== DATA RECORDS ==
• • • • •

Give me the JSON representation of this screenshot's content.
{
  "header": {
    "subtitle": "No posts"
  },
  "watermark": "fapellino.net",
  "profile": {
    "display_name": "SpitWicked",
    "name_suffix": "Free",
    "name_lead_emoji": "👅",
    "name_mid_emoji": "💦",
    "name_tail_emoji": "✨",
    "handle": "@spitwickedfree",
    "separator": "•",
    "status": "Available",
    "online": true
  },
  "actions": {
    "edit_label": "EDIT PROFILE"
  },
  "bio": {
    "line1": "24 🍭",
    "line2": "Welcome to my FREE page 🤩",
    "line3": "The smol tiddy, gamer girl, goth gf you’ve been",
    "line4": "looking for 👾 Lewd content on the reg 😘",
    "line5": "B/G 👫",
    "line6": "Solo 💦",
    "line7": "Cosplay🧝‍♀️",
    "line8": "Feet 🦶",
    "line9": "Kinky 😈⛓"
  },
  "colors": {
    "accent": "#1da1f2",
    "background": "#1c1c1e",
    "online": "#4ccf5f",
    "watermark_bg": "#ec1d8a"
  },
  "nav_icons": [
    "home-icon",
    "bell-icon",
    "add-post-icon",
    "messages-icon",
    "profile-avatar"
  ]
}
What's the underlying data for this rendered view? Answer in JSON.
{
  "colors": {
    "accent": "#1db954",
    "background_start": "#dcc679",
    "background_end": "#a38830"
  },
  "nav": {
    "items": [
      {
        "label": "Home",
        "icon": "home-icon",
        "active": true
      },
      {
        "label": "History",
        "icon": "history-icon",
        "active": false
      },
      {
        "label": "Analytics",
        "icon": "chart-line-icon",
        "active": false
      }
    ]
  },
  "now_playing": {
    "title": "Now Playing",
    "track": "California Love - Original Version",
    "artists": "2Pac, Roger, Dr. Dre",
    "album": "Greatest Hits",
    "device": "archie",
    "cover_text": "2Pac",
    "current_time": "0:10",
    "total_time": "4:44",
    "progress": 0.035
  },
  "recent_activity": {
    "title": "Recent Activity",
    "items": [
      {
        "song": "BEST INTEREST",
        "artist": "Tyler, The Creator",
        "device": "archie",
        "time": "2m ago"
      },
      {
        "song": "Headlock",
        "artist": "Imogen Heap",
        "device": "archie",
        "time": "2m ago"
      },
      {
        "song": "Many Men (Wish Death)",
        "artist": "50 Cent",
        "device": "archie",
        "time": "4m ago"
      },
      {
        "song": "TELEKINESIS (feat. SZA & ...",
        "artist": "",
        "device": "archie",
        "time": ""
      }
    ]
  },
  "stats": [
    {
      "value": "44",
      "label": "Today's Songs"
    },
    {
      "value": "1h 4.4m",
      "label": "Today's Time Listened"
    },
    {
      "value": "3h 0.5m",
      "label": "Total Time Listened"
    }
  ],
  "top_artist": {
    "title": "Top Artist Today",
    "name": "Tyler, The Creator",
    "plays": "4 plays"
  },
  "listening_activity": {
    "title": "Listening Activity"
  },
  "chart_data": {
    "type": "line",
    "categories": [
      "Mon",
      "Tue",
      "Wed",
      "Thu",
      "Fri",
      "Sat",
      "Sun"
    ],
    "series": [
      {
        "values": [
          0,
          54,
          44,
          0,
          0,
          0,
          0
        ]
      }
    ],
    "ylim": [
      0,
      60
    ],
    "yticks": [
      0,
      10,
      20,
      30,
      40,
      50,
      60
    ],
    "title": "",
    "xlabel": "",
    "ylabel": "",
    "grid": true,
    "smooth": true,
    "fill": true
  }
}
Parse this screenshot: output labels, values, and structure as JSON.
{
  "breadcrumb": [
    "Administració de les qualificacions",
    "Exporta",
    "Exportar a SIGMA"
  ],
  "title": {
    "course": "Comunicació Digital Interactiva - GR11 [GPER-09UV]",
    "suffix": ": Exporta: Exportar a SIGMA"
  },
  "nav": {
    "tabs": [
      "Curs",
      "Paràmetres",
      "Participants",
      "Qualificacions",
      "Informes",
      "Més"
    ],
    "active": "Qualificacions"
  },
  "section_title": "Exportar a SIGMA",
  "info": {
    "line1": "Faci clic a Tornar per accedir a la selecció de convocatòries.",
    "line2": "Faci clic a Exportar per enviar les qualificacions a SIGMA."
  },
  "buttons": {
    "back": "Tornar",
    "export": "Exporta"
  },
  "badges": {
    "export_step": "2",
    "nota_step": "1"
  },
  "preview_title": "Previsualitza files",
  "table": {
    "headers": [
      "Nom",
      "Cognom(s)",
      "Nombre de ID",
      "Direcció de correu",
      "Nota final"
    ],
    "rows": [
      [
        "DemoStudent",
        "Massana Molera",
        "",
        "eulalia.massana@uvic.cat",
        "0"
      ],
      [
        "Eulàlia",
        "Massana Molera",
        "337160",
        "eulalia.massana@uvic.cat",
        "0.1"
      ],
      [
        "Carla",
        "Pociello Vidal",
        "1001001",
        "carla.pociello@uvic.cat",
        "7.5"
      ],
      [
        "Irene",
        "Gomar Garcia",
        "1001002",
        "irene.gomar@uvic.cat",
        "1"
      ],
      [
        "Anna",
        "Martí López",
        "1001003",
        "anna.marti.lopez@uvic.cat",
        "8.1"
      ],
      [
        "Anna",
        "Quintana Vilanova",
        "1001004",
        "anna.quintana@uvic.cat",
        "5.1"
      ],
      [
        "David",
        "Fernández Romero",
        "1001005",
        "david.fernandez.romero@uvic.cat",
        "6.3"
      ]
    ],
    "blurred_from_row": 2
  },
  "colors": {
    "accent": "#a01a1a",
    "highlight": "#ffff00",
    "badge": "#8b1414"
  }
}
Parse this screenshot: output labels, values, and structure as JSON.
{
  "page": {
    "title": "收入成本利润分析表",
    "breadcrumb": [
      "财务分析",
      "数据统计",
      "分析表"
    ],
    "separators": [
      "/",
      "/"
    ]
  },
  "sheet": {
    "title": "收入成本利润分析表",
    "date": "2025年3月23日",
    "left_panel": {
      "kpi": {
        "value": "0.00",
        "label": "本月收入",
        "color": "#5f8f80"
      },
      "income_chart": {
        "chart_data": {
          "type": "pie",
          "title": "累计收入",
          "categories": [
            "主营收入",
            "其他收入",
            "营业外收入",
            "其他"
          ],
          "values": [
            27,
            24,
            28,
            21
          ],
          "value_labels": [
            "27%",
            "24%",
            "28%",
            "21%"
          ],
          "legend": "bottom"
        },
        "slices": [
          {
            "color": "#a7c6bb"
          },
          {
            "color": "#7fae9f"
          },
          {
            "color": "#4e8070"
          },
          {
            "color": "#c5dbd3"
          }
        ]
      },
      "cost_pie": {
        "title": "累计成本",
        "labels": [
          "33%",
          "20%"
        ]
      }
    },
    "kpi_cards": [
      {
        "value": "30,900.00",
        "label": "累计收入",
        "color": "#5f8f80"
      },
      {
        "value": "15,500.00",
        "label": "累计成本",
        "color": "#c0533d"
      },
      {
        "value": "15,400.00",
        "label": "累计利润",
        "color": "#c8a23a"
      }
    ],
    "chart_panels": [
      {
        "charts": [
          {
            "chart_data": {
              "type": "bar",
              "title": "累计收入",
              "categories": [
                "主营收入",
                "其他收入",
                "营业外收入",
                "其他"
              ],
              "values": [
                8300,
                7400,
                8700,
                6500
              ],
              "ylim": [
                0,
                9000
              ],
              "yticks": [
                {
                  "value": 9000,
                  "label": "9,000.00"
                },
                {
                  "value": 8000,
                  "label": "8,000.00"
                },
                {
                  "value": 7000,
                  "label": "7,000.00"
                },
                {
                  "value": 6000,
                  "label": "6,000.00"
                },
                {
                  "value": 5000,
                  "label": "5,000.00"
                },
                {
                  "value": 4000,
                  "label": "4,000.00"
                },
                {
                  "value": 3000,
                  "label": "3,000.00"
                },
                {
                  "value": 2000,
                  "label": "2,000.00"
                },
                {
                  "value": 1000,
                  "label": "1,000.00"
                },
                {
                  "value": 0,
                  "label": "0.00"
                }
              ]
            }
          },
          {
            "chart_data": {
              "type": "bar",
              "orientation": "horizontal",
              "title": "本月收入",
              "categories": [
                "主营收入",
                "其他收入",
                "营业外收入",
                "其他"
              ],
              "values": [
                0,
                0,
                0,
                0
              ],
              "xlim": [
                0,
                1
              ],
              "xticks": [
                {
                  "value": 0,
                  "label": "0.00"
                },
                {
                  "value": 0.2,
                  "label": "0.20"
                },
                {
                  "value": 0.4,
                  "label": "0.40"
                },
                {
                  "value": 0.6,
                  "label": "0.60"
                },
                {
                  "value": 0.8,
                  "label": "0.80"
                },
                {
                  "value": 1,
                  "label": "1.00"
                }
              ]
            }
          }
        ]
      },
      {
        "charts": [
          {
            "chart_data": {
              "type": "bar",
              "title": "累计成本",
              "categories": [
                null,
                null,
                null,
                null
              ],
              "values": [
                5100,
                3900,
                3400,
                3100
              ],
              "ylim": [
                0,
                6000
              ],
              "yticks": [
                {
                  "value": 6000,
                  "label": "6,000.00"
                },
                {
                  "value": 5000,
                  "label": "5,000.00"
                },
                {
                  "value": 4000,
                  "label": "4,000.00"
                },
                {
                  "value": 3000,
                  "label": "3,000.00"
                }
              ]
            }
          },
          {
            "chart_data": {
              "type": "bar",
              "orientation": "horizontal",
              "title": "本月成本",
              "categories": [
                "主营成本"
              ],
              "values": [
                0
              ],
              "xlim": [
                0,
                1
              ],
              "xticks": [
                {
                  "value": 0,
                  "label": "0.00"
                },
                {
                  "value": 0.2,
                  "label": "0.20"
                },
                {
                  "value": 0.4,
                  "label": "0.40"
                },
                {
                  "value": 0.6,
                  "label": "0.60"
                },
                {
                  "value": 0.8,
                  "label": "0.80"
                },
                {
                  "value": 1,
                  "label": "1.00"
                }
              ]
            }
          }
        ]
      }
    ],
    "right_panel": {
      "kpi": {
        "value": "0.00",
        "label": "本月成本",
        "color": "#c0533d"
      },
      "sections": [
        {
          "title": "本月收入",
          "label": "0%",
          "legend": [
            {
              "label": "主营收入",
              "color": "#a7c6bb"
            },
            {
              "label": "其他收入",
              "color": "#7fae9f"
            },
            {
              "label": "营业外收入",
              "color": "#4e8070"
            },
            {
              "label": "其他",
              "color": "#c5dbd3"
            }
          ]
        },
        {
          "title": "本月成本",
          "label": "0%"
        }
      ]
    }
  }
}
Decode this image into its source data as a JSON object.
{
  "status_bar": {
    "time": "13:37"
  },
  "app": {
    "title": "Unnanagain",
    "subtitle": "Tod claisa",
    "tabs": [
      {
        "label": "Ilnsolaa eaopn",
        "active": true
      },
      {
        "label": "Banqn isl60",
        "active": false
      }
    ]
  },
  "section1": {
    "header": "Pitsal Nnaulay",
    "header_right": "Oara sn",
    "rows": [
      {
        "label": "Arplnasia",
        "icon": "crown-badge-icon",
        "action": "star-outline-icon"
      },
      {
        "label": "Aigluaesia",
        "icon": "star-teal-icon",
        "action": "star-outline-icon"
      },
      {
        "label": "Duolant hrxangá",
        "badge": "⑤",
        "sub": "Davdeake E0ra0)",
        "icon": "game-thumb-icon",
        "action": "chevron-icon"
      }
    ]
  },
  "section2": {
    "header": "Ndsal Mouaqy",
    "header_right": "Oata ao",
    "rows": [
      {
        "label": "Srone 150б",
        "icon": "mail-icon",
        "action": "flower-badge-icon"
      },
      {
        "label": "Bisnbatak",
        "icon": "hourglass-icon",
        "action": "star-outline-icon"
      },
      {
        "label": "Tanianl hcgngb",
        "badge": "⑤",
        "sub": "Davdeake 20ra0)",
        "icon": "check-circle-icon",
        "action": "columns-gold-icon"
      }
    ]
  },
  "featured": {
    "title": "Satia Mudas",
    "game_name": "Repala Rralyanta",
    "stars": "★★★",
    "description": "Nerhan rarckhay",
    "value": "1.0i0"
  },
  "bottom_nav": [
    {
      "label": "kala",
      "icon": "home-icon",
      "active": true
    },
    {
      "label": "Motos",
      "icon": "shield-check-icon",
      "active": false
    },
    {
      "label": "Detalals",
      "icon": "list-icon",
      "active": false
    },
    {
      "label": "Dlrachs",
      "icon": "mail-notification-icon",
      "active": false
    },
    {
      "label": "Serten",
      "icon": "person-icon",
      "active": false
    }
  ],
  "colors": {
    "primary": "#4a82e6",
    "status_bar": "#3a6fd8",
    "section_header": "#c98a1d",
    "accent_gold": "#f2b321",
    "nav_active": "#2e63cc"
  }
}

• • • • •

Filter out every line that lacks the word "Exportar", and copy the rest.

== RESULT ==
    "Exportar a SIGMA"
    "suffix": ": Exporta: Exportar a SIGMA"
  "section_title": "Exportar a SIGMA",
    "line2": "Faci clic a Exportar per enviar les qualificacions a SIGMA."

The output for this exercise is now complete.